__Task instructions__
Retype the listing that follows, word for word.

__Data extract__
------------------------------

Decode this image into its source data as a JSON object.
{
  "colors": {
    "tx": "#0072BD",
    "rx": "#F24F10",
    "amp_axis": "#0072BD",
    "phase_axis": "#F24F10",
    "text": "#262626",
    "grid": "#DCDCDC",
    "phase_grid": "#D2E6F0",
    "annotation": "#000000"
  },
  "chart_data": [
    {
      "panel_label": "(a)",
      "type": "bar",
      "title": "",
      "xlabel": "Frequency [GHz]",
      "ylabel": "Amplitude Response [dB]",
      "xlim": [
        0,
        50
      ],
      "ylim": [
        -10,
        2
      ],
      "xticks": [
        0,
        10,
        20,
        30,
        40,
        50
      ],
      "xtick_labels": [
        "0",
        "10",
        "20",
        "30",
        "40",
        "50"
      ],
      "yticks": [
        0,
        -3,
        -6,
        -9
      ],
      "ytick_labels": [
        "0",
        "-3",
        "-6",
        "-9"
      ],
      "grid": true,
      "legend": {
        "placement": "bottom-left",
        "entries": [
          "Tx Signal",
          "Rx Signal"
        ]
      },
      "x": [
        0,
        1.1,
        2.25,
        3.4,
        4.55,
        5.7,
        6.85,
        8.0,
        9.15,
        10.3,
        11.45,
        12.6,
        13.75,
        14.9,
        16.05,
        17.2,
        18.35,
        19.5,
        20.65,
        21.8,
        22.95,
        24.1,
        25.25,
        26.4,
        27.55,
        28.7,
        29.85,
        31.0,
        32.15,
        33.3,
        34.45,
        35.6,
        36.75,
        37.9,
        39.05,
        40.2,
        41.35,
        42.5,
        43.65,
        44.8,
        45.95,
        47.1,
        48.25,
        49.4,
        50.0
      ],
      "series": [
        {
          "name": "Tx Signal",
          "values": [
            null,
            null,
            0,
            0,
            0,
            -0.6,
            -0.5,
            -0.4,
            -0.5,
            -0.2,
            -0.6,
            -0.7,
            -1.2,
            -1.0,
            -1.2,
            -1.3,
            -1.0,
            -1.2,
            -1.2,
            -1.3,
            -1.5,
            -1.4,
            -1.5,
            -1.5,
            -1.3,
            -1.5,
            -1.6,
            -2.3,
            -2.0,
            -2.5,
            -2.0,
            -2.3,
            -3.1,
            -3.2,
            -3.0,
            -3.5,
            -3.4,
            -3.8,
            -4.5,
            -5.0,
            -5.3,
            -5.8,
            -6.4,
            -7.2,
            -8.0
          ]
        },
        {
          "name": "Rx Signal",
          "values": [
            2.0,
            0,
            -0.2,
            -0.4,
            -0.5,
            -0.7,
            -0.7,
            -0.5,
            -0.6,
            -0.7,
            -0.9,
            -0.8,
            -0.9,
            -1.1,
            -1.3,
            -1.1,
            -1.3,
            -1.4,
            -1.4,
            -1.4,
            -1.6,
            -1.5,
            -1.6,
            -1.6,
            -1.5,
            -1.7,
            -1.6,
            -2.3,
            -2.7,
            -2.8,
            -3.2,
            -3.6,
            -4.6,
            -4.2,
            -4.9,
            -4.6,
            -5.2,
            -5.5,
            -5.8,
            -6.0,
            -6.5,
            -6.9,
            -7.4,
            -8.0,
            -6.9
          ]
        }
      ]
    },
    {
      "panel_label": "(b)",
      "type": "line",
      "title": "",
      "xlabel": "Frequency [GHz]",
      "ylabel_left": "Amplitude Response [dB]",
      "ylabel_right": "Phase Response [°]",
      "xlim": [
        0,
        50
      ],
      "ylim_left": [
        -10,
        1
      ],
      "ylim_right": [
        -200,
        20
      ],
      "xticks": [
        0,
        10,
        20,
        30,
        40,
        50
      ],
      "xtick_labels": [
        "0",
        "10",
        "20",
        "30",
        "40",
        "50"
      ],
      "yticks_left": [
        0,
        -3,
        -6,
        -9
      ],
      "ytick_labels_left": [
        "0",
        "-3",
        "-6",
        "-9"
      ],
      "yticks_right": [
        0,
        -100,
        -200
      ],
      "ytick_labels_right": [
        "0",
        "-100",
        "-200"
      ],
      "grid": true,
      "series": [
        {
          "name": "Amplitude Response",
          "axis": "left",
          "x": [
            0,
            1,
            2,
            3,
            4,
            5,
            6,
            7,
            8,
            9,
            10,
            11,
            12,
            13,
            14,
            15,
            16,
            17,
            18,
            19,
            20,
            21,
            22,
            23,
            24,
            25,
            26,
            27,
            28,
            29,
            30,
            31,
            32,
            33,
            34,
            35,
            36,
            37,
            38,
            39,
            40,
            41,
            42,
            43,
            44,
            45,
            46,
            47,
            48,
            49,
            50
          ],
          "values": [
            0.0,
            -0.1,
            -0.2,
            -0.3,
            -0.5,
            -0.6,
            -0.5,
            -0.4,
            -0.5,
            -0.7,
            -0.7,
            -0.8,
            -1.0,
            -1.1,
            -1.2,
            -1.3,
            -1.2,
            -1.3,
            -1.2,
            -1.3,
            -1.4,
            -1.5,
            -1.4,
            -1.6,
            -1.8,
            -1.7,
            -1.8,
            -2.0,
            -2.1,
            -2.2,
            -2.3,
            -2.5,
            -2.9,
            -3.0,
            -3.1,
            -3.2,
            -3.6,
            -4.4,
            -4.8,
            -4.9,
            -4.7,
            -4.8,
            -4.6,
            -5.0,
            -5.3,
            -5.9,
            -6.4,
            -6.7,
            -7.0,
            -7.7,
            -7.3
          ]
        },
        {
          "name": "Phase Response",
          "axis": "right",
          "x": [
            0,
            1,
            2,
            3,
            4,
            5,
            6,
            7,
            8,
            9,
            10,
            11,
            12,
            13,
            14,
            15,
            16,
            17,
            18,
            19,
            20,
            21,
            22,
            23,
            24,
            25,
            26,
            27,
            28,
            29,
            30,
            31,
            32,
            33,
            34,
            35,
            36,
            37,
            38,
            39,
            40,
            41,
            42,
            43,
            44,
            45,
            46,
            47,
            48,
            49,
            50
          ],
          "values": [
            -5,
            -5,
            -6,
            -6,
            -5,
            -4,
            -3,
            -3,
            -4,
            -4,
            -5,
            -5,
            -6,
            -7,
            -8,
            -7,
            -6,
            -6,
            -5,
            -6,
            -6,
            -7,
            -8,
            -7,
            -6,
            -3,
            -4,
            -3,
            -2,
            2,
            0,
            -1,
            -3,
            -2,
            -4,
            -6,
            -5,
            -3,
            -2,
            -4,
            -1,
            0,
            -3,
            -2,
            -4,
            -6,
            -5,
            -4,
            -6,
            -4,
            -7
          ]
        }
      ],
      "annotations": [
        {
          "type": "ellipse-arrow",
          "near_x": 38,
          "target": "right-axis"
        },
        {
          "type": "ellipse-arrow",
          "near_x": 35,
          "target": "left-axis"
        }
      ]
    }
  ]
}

------------------------------

__Response for this exercise__
Decode this image into its source data as a JSON object.
{
  "colors": {
    "tx": "#0072BD",
    "rx": "#F24F10",
    "amp_axis": "#0072BD",
    "phase_axis": "#F24F10",
    "text": "#262626",
    "grid": "#DCDCDC",
    "phase_grid": "#D2E6F0",
    "annotation": "#000000"
  },
  "chart_data": [
    {
      "panel_label": "(a)",
      "type": "bar",
      "title": "",
      "xlabel": "Frequency [GHz]",
      "ylabel": "Amplitude Response [dB]",
      "xlim": [
        0,
        50
      ],
      "ylim": [
        -10,
        2
      ],
      "xticks": [
        0,
        10,
        20,
        30,
        40,
        50
      ],
      "xtick_labels": [
        "0",
        "10",
        "20",
        "30",
        "40",
        "50"
      ],
      "yticks": [
        0,
        -3,
        -6,
        -9
      ],
      "ytick_labels": [
        "0",
        "-3",
        "-6",
        "-9"
      ],
      "grid": true,
      "legend": {
        "placement": "bottom-left",
        "entries": [
          "Tx Signal",
          "Rx Signal"
        ]
      },
      "x": [
        0,
        1.1,
        2.25,
        3.4,
        4.55,
        5.7,
        6.85,
        8.0,
        9.15,
        10.3,
        11.45,
        12.6,
        13.75,
        14.9,
        16.05,
        17.2,
        18.35,
        19.5,
        20.65,
        21.8,
        22.95,
        24.1,
        25.25,
        26.4,
        27.55,
        28.7,
        29.85,
        31.0,
        32.15,
        33.3,
        34.45,
        35.6,
        36.75,
        37.9,
        39.05,
        40.2,
        41.35,
        42.5,
        43.65,
        44.8,
        45.95,
        47.1,
        48.25,
        49.4,
        50.0
      ],
      "series": [
        {
          "name": "Tx Signal",
          "values": [
            null,
            null,
            0,
            0,
            0,
            -0.6,
            -0.5,
            -0.4,
            -0.5,
            -0.2,
            -0.6,
            -0.7,
            -1.2,
            -1.0,
            -1.2,
            -1.3,
            -1.0,
            -1.2,
            -1.2,
            -1.3,
            -1.5,
            -1.4,
            -1.5,
            -1.5,
            -1.3,
            -1.5,
            -1.6,
            -2.3,
            -2.0,
            -2.5,
            -2.0,
            -2.3,
            -3.1,
            -3.2,
            -3.0,
            -3.5,
            -3.4,
            -3.8,
            -4.5,
            -5.0,
            -5.3,
            -5.8,
            -6.4,
            -7.2,
            -8.0
          ]
        },
        {
          "name": "Rx Signal",
          "values": [
            2.0,
            0,
            -0.2,
            -0.4,
            -0.5,
            -0.7,
            -0.7,
            -0.5,
            -0.6,
            -0.7,
            -0.9,
            -0.8,
            -0.9,
            -1.1,
            -1.3,
            -1.1,
            -1.3,
            -1.4,
            -1.4,
            -1.4,
            -1.6,
            -1.5,
            -1.6,
            -1.6,
            -1.5,
            -1.7,
            -1.6,
            -2.3,
            -2.7,
            -2.8,
            -3.2,
            -3.6,
            -4.6,
            -4.2,
            -4.9,
            -4.6,
            -5.2,
            -5.5,
            -5.8,
            -6.0,
            -6.5,
            -6.9,
            -7.4,
            -8.0,
            -6.9
          ]
        }
      ]
    },
    {
      "panel_label": "(b)",
      "type": "line",
      "title": "",
      "xlabel": "Frequency [GHz]",
      "ylabel_left": "Amplitude Response [dB]",
      "ylabel_right": "Phase Response [°]",
      "xlim": [
        0,
        50
      ],
      "ylim_left": [
        -10,
        1
      ],
      "ylim_right": [
        -200,
        20
      ],
      "xticks": [
        0,
        10,
        20,
        30,
        40,
        50
      ],
      "xtick_labels": [
        "0",
        "10",
        "20",
        "30",
        "40",
        "50"
      ],
      "yticks_left": [
        0,
        -3,
        -6,
        -9
      ],
      "ytick_labels_left": [
        "0",
        "-3",
        "-6",
        "-9"
      ],
      "yticks_right": [
        0,
        -100,
        -200
      ],
      "ytick_labels_right": [
        "0",
        "-100",
        "-200"
      ],
      "grid": true,
      "series": [
        {
          "name": "Amplitude Response",
          "axis": "left",
          "x": [
            0,
            1,
            2,
            3,
            4,
            5,
            6,
            7,
            8,
            9,
            10,
            11,
            12,
            13,
            14,
            15,
            16,
            17,
            18,
            19,
            20,
            21,
            22,
            23,
            24,
            25,
            26,
            27,
            28,
            29,
            30,
            31,
            32,
            33,
            34,
            35,
            36,
            37,
            38,
            39,
            40,
            41,
            42,
            43,
            44,
            45,
            46,
            47,
            48,
            49,
            50
          ],
          "values": [
            0.0,
            -0.1,
            -0.2,
            -0.3,
            -0.5,
            -0.6,
            -0.5,
            -0.4,
            -0.5,
            -0.7,
            -0.7,
            -0.8,
            -1.0,
            -1.1,
            -1.2,
            -1.3,
            -1.2,
            -1.3,
            -1.2,
            -1.3,
            -1.4,
            -1.5,
            -1.4,
            -1.6,
            -1.8,
            -1.7,
            -1.8,
            -2.0,
            -2.1,
            -2.2,
            -2.3,
            -2.5,
            -2.9,
            -3.0,
            -3.1,
            -3.2,
            -3.6,
            -4.4,
            -4.8,
            -4.9,
            -4.7,
            -4.8,
            -4.6,
            -5.0,
            -5.3,
            -5.9,
            -6.4,
            -6.7,
            -7.0,
            -7.7,
            -7.3
          ]
        },
        {
          "name": "Phase Response",
          "axis": "right",
          "x": [
            0,
            1,
            2,
            3,
            4,
            5,
            6,
            7,
            8,
            9,
            10,
            11,
            12,
            13,
            14,
            15,
            16,
            17,
            18,
            19,
            20,
            21,
            22,
            23,
            24,
            25,
            26,
            27,
            28,
            29,
            30,
            31,
            32,
            33,
            34,
            35,
            36,
            37,
            38,
            39,
            40,
            41,
            42,
            43,
            44,
            45,
            46,
            47,
            48,
            49,
            50
          ],
          "values": [
            -5,
            -5,
            -6,
            -6,
            -5,
            -4,
            -3,
            -3,
            -4,
            -4,
            -5,
            -5,
            -6,
            -7,
            -8,
            -7,
            -6,
            -6,
            -5,
            -6,
            -6,
            -7,
            -8,
            -7,
            -6,
            -3,
            -4,
            -3,
            -2,
            2,
            0,
            -1,
            -3,
            -2,
            -4,
            -6,
            -5,
            -3,
            -2,
            -4,
            -1,
            0,
            -3,
            -2,
            -4,
            -6,
            -5,
            -4,
            -6,
            -4,
            -7
          ]
        }
      ],
      "annotations": [
        {
          "type": "ellipse-arrow",
          "near_x": 38,
          "target": "right-axis"
        },
        {
          "type": "ellipse-arrow",
          "near_x": 35,
          "target": "left-axis"
        }
      ]
    }
  ]
}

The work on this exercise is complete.